_REQUIREMENTS_: From the entries that follow, extract each line holding the string "image".

-- BEGIN DATA IN THIS EXERCISE --

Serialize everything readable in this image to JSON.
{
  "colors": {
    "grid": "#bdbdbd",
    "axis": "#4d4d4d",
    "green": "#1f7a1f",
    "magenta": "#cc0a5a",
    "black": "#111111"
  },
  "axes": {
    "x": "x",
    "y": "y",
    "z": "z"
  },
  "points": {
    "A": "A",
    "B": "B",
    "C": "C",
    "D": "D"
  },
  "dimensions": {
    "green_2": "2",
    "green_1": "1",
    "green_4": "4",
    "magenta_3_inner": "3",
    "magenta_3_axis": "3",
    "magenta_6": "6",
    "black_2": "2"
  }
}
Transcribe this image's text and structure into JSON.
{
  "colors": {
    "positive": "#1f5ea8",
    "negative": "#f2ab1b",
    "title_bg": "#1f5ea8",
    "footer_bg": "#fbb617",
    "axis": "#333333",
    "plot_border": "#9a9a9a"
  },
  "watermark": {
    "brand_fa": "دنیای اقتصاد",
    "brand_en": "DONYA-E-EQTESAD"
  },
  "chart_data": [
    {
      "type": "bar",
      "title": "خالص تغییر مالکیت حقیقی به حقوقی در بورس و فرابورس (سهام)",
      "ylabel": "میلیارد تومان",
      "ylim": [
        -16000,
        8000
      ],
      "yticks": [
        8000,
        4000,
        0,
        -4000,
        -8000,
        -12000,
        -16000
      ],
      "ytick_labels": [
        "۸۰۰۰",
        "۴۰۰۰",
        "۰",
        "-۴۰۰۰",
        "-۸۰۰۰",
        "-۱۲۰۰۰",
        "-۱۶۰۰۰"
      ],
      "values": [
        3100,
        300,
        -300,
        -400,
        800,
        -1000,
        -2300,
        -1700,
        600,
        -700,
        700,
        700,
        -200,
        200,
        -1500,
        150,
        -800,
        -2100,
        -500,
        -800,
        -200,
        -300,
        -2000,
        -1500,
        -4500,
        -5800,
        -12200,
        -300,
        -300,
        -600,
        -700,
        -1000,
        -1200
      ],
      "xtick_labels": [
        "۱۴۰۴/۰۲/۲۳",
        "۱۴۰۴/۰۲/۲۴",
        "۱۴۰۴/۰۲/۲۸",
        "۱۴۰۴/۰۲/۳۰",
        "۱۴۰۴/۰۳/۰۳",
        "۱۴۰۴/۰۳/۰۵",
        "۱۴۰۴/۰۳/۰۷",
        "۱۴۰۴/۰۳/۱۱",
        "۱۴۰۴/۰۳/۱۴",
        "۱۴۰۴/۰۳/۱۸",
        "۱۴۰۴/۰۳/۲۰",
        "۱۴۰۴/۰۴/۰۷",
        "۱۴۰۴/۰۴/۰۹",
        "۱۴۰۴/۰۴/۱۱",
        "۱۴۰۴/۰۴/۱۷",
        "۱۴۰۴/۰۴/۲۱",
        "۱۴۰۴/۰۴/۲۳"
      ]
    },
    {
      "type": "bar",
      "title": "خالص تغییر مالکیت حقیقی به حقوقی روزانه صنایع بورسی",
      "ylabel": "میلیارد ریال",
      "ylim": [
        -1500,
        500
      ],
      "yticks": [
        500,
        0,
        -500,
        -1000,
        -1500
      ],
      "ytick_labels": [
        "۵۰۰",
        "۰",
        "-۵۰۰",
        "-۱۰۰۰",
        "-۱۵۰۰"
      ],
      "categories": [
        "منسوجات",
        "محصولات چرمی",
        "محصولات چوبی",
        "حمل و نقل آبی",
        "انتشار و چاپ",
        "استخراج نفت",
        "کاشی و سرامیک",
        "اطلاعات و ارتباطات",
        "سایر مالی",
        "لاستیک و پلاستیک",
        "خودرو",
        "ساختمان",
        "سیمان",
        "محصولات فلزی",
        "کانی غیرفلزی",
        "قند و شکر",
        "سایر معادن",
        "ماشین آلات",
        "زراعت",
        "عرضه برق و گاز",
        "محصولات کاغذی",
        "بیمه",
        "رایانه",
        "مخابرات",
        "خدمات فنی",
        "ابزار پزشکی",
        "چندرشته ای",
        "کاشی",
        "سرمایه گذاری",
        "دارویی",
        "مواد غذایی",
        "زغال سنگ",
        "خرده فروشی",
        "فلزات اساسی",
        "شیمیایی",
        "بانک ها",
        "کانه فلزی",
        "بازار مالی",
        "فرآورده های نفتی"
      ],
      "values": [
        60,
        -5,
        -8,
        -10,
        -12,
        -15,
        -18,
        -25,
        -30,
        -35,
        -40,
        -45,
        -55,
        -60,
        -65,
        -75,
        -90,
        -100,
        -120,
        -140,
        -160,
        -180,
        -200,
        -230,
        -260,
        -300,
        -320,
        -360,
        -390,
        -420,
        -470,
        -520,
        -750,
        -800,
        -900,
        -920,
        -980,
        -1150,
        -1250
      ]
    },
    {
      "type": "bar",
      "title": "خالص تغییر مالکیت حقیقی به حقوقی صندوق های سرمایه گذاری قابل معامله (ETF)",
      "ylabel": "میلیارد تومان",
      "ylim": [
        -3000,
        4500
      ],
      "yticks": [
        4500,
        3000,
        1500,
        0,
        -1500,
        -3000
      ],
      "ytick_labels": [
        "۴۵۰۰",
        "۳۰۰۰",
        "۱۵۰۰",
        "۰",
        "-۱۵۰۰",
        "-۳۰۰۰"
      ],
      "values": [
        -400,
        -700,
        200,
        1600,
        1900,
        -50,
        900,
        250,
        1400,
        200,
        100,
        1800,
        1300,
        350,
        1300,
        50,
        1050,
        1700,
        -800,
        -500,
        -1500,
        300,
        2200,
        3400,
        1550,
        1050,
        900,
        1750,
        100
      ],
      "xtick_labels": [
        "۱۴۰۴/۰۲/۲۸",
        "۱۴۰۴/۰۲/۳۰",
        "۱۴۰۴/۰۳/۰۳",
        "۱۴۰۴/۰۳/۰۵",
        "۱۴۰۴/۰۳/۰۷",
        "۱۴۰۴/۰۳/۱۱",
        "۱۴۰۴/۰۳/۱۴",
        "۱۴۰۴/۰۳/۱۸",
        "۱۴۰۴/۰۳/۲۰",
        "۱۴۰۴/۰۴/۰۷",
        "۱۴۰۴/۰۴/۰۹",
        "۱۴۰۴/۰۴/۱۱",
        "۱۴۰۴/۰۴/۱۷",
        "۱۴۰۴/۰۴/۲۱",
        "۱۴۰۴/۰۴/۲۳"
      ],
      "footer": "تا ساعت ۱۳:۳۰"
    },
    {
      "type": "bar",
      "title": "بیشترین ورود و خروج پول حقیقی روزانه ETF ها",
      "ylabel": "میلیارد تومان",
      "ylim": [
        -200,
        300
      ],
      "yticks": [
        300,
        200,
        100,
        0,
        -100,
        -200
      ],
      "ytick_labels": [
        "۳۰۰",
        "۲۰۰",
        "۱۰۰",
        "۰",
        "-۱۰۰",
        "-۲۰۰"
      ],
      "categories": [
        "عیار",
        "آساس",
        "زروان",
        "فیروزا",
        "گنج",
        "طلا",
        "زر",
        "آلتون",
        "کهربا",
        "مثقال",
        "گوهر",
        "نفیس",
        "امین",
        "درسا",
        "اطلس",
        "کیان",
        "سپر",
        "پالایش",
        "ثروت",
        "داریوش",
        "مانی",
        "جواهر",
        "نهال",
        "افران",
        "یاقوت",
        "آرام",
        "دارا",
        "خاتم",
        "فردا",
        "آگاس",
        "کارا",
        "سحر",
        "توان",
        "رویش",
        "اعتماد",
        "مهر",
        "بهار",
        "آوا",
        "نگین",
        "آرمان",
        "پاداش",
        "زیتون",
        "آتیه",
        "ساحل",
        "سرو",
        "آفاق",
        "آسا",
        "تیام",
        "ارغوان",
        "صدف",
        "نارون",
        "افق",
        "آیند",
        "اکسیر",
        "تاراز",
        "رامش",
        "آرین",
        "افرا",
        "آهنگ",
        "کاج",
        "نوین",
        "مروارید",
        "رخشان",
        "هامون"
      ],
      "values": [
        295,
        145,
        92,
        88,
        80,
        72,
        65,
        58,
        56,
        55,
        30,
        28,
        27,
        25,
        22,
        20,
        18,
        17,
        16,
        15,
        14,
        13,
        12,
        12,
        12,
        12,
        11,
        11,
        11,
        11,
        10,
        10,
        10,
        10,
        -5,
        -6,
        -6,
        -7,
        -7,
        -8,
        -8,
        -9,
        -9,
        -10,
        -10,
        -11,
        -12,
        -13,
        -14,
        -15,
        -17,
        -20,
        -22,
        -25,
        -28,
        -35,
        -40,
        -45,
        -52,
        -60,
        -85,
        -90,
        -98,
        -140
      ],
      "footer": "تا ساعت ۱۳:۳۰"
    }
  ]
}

-- END DATA IN THIS EXERCISE --

_COMPLETED EXERCISE_:
Serialize everything readable in this image to JSON.
Transcribe this image's text and structure into JSON.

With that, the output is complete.